### DATA SECTION

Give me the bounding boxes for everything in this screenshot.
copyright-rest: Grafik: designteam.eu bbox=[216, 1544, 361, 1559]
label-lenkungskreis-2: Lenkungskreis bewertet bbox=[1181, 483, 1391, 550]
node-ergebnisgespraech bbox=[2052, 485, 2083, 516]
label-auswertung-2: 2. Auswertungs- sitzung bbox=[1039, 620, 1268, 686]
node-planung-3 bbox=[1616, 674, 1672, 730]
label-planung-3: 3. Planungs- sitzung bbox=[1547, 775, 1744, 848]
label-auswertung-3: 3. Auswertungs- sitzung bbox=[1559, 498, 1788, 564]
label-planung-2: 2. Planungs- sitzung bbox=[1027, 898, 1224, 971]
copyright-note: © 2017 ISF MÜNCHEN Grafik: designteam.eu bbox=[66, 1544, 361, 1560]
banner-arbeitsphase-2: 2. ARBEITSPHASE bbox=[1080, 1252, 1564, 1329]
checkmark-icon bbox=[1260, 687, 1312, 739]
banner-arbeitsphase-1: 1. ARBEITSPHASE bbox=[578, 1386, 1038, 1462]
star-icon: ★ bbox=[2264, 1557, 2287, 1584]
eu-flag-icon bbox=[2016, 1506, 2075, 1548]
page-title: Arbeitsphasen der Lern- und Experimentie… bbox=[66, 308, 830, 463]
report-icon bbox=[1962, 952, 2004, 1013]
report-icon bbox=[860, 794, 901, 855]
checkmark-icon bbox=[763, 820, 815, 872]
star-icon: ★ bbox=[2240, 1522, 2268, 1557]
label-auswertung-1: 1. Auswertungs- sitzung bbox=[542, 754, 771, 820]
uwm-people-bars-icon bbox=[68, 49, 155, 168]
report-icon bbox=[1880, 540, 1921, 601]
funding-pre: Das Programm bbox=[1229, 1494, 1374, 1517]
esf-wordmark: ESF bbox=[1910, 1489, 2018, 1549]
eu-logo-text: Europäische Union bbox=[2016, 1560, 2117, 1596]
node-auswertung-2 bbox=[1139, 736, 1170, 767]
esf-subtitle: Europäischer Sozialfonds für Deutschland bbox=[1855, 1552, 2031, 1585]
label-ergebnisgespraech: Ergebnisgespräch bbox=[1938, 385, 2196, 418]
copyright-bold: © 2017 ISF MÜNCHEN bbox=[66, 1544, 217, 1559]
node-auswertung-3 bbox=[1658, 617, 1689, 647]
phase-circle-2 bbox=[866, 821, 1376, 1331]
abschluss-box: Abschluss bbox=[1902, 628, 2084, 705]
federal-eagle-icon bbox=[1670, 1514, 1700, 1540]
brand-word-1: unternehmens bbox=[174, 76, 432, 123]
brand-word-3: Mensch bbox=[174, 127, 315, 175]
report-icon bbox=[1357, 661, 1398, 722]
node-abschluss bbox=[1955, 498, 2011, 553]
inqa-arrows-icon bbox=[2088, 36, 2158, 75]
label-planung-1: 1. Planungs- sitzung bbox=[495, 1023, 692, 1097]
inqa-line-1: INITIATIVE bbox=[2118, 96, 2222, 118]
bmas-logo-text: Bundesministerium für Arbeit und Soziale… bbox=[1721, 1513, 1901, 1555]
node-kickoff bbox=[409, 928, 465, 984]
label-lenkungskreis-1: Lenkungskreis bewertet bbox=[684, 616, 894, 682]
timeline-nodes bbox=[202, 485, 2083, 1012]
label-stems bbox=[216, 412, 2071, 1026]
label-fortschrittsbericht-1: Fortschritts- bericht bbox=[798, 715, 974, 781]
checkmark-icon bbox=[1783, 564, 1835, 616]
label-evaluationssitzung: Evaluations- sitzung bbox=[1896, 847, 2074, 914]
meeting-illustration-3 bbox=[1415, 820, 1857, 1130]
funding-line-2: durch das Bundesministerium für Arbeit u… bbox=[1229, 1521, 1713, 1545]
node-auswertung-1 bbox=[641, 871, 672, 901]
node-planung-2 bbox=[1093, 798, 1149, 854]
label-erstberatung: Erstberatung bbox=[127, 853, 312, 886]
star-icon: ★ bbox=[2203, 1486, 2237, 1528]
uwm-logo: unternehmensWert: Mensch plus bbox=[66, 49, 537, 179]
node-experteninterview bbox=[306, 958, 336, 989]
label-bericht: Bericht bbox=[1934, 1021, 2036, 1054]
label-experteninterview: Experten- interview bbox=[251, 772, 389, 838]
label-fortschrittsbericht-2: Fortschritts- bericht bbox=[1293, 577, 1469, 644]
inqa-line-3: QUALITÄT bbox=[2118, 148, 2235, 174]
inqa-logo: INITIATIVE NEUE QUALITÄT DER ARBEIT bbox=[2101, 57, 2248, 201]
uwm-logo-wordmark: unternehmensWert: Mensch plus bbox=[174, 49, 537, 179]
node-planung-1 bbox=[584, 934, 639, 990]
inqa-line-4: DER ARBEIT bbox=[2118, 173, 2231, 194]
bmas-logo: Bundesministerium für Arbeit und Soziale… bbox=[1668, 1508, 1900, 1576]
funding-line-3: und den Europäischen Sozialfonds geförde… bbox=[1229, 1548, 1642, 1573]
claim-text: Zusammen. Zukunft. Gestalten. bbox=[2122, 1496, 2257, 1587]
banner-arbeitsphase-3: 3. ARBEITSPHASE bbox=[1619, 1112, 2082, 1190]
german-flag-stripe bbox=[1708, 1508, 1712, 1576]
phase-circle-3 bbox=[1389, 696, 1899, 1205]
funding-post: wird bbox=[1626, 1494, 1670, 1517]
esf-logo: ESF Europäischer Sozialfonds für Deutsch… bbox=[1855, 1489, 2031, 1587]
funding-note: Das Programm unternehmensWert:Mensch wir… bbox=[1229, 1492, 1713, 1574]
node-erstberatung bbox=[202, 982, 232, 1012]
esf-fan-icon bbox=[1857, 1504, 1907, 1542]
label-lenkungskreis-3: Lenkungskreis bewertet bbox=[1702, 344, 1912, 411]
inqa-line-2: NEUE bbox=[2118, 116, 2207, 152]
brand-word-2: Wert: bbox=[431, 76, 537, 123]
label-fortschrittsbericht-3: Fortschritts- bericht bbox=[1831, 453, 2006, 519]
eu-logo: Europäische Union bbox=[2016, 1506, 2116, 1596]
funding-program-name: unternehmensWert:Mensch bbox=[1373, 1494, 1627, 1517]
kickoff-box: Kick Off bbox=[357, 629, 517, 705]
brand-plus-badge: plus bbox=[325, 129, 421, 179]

######

__OBJECTIVE__
Retype the records above, from the first line through the line containing "node-planung-3 bbox=[1616, 674, 1672, 730]", both included.

__OUTPUT FOR THIS EXERCISE__
Give me the bounding boxes for everything in this screenshot.
copyright-rest: Grafik: designteam.eu bbox=[216, 1544, 361, 1559]
label-lenkungskreis-2: Lenkungskreis bewertet bbox=[1181, 483, 1391, 550]
node-ergebnisgespraech bbox=[2052, 485, 2083, 516]
label-auswertung-2: 2. Auswertungs- sitzung bbox=[1039, 620, 1268, 686]
node-planung-3 bbox=[1616, 674, 1672, 730]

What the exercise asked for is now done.